[EXERCISE OBJECTIVE]: Write out exactly, with no other output, the lines below from the one that contains "Give me a plain-text" through the end.
____________
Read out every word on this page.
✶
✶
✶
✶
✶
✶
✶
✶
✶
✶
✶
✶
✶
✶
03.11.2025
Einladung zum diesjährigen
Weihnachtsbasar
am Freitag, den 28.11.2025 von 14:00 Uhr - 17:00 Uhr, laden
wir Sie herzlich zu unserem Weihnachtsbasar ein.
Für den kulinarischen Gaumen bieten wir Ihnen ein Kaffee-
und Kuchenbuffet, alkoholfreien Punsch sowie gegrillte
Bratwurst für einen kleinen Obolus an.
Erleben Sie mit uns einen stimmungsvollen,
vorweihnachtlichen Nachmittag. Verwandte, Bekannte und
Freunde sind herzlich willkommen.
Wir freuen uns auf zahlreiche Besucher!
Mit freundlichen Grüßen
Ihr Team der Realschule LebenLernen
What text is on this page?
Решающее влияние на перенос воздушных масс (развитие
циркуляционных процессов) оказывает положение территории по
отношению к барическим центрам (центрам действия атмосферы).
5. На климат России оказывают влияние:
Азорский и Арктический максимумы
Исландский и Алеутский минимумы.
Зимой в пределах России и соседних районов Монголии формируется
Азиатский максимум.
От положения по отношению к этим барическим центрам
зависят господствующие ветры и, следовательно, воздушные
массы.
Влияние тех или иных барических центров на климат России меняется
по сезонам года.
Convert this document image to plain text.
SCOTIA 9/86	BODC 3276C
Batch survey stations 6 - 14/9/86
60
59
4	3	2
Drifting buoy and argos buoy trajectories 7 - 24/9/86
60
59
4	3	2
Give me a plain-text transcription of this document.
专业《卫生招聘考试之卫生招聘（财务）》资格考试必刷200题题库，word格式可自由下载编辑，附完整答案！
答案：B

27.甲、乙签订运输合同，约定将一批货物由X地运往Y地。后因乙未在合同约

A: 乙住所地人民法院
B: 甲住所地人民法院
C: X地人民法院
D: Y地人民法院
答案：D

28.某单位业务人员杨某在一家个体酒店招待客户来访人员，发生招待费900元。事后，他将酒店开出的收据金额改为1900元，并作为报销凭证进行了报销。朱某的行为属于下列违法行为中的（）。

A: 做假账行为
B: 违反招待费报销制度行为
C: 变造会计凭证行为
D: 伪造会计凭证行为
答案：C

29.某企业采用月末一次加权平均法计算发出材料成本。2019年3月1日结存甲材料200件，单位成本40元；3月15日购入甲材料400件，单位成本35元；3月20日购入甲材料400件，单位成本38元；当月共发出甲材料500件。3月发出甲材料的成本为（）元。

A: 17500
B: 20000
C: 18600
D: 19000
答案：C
____________
[SOLUTION TO THIS PROBLEM]:
Give me a plain-text transcription of this document.
专业《卫生招聘考试之卫生招聘（财务）》资格考试必刷200题题库，word格式可自由下载编辑，附完整答案！
答案：B

27.甲、乙签订运输合同，约定将一批货物由X地运往Y地。后因乙未在合同约

A: 乙住所地人民法院
B: 甲住所地人民法院
C: X地人民法院
D: Y地人民法院
答案：D

28.某单位业务人员杨某在一家个体酒店招待客户来访人员，发生招待费900元。事后，他将酒店开出的收据金额改为1900元，并作为报销凭证进行了报销。朱某的行为属于下列违法行为中的（）。

A: 做假账行为
B: 违反招待费报销制度行为
C: 变造会计凭证行为
D: 伪造会计凭证行为
答案：C

29.某企业采用月末一次加权平均法计算发出材料成本。2019年3月1日结存甲材料200件，单位成本40元；3月15日购入甲材料400件，单位成本35元；3月20日购入甲材料400件，单位成本38元；当月共发出甲材料500件。3月发出甲材料的成本为（）元。

A: 17500
B: 20000
C: 18600
D: 19000
答案：C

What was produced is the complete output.